◆ **Rows from a dataset**
________________
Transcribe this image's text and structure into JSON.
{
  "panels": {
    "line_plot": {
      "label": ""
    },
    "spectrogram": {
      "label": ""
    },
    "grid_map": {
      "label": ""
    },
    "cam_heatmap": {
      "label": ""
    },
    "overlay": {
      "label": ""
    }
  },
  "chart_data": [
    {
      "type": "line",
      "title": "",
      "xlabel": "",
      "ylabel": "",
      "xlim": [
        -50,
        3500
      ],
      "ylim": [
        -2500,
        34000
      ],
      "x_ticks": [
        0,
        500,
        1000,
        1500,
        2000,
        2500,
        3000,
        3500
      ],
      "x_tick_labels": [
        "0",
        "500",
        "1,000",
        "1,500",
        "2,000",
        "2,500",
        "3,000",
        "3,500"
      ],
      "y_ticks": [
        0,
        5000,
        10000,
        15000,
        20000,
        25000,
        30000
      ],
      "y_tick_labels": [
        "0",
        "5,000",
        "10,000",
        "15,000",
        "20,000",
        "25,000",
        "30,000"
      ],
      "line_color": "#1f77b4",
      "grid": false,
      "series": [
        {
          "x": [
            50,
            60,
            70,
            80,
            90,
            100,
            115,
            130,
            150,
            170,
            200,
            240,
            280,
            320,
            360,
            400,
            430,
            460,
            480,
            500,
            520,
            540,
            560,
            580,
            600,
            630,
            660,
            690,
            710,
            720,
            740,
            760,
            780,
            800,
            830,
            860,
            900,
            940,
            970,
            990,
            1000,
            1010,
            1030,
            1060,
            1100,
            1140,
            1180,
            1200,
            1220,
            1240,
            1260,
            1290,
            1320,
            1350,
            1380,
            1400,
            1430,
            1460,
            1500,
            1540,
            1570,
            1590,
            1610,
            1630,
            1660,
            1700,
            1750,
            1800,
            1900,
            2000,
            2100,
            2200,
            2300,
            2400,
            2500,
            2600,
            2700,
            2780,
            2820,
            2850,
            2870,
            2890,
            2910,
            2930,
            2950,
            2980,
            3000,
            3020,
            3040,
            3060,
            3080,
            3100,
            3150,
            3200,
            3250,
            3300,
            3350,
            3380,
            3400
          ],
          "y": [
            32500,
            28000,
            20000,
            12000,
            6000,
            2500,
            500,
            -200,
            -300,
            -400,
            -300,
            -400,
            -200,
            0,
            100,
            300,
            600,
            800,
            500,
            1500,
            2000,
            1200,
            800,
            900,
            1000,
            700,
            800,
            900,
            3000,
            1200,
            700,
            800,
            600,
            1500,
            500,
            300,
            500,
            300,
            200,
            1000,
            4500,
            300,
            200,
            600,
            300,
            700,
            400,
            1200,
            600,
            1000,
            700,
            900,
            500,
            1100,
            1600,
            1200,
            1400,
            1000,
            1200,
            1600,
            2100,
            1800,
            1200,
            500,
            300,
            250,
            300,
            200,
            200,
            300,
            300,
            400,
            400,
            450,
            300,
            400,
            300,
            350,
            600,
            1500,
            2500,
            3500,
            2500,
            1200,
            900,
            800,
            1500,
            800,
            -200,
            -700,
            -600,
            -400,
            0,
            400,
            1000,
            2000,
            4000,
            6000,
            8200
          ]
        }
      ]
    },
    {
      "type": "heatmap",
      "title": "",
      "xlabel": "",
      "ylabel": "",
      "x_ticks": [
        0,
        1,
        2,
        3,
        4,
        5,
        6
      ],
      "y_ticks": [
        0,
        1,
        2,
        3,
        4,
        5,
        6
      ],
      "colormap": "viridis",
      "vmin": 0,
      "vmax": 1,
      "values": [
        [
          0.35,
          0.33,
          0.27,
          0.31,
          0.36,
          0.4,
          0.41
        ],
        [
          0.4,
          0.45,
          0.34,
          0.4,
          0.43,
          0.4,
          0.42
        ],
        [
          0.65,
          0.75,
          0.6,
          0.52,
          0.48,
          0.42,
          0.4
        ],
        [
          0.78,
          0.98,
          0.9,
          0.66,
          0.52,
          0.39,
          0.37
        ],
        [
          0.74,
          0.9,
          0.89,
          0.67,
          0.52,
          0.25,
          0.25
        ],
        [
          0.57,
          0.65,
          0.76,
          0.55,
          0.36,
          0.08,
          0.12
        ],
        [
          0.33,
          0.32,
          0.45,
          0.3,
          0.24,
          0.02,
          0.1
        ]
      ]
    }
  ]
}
________________
◆ **Written problem**
Reproduce each record exactly, leaving nothing out.

◆ **The response**
Transcribe this image's text and structure into JSON.
{
  "panels": {
    "line_plot": {
      "label": ""
    },
    "spectrogram": {
      "label": ""
    },
    "grid_map": {
      "label": ""
    },
    "cam_heatmap": {
      "label": ""
    },
    "overlay": {
      "label": ""
    }
  },
  "chart_data": [
    {
      "type": "line",
      "title": "",
      "xlabel": "",
      "ylabel": "",
      "xlim": [
        -50,
        3500
      ],
      "ylim": [
        -2500,
        34000
      ],
      "x_ticks": [
        0,
        500,
        1000,
        1500,
        2000,
        2500,
        3000,
        3500
      ],
      "x_tick_labels": [
        "0",
        "500",
        "1,000",
        "1,500",
        "2,000",
        "2,500",
        "3,000",
        "3,500"
      ],
      "y_ticks": [
        0,
        5000,
        10000,
        15000,
        20000,
        25000,
        30000
      ],
      "y_tick_labels": [
        "0",
        "5,000",
        "10,000",
        "15,000",
        "20,000",
        "25,000",
        "30,000"
      ],
      "line_color": "#1f77b4",
      "grid": false,
      "series": [
        {
          "x": [
            50,
            60,
            70,
            80,
            90,
            100,
            115,
            130,
            150,
            170,
            200,
            240,
            280,
            320,
            360,
            400,
            430,
            460,
            480,
            500,
            520,
            540,
            560,
            580,
            600,
            630,
            660,
            690,
            710,
            720,
            740,
            760,
            780,
            800,
            830,
            860,
            900,
            940,
            970,
            990,
            1000,
            1010,
            1030,
            1060,
            1100,
            1140,
            1180,
            1200,
            1220,
            1240,
            1260,
            1290,
            1320,
            1350,
            1380,
            1400,
            1430,
            1460,
            1500,
            1540,
            1570,
            1590,
            1610,
            1630,
            1660,
            1700,
            1750,
            1800,
            1900,
            2000,
            2100,
            2200,
            2300,
            2400,
            2500,
            2600,
            2700,
            2780,
            2820,
            2850,
            2870,
            2890,
            2910,
            2930,
            2950,
            2980,
            3000,
            3020,
            3040,
            3060,
            3080,
            3100,
            3150,
            3200,
            3250,
            3300,
            3350,
            3380,
            3400
          ],
          "y": [
            32500,
            28000,
            20000,
            12000,
            6000,
            2500,
            500,
            -200,
            -300,
            -400,
            -300,
            -400,
            -200,
            0,
            100,
            300,
            600,
            800,
            500,
            1500,
            2000,
            1200,
            800,
            900,
            1000,
            700,
            800,
            900,
            3000,
            1200,
            700,
            800,
            600,
            1500,
            500,
            300,
            500,
            300,
            200,
            1000,
            4500,
            300,
            200,
            600,
            300,
            700,
            400,
            1200,
            600,
            1000,
            700,
            900,
            500,
            1100,
            1600,
            1200,
            1400,
            1000,
            1200,
            1600,
            2100,
            1800,
            1200,
            500,
            300,
            250,
            300,
            200,
            200,
            300,
            300,
            400,
            400,
            450,
            300,
            400,
            300,
            350,
            600,
            1500,
            2500,
            3500,
            2500,
            1200,
            900,
            800,
            1500,
            800,
            -200,
            -700,
            -600,
            -400,
            0,
            400,
            1000,
            2000,
            4000,
            6000,
            8200
          ]
        }
      ]
    },
    {
      "type": "heatmap",
      "title": "",
      "xlabel": "",
      "ylabel": "",
      "x_ticks": [
        0,
        1,
        2,
        3,
        4,
        5,
        6
      ],
      "y_ticks": [
        0,
        1,
        2,
        3,
        4,
        5,
        6
      ],
      "colormap": "viridis",
      "vmin": 0,
      "vmax": 1,
      "values": [
        [
          0.35,
          0.33,
          0.27,
          0.31,
          0.36,
          0.4,
          0.41
        ],
        [
          0.4,
          0.45,
          0.34,
          0.4,
          0.43,
          0.4,
          0.42
        ],
        [
          0.65,
          0.75,
          0.6,
          0.52,
          0.48,
          0.42,
          0.4
        ],
        [
          0.78,
          0.98,
          0.9,
          0.66,
          0.52,
          0.39,
          0.37
        ],
        [
          0.74,
          0.9,
          0.89,
          0.67,
          0.52,
          0.25,
          0.25
        ],
        [
          0.57,
          0.65,
          0.76,
          0.55,
          0.36,
          0.08,
          0.12
        ],
        [
          0.33,
          0.32,
          0.45,
          0.3,
          0.24,
          0.02,
          0.1
        ]
      ]
    }
  ]
}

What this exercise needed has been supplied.